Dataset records
———
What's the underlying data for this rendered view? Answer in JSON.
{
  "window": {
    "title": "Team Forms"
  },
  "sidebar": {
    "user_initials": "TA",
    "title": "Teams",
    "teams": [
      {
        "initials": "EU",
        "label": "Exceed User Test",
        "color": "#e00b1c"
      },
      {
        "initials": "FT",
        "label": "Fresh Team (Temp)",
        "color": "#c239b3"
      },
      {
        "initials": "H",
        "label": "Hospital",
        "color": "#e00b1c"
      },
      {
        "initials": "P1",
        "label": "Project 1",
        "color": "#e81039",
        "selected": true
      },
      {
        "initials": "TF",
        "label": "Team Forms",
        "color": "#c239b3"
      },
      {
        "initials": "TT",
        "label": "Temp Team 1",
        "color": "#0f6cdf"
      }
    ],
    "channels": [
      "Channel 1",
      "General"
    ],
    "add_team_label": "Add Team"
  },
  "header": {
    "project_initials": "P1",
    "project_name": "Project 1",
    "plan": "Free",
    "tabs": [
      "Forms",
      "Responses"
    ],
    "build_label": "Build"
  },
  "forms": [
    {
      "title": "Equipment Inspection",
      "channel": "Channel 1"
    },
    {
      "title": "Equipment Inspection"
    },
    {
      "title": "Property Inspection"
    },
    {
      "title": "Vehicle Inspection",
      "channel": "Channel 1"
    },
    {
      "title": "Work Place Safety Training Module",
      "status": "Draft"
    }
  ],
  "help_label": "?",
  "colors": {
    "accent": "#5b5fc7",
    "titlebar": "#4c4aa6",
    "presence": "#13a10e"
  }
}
———
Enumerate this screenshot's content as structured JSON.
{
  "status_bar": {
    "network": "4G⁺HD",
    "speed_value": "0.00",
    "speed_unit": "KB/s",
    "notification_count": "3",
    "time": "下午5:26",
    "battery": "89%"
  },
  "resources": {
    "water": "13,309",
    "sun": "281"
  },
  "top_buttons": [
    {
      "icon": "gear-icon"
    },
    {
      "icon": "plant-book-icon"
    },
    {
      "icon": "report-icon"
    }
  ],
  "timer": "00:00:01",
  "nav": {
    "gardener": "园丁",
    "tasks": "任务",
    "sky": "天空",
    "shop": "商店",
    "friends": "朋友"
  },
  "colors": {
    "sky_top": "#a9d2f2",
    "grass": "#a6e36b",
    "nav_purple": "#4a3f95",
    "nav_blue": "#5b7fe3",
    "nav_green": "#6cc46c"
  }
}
———
→ Instructions for the task: Among the lines of the material, find those that hold the word "Temp" and copy them.

→ Result of this exercise:
        "label": "Fresh Team (Temp)",
        "label": "Temp Team 1",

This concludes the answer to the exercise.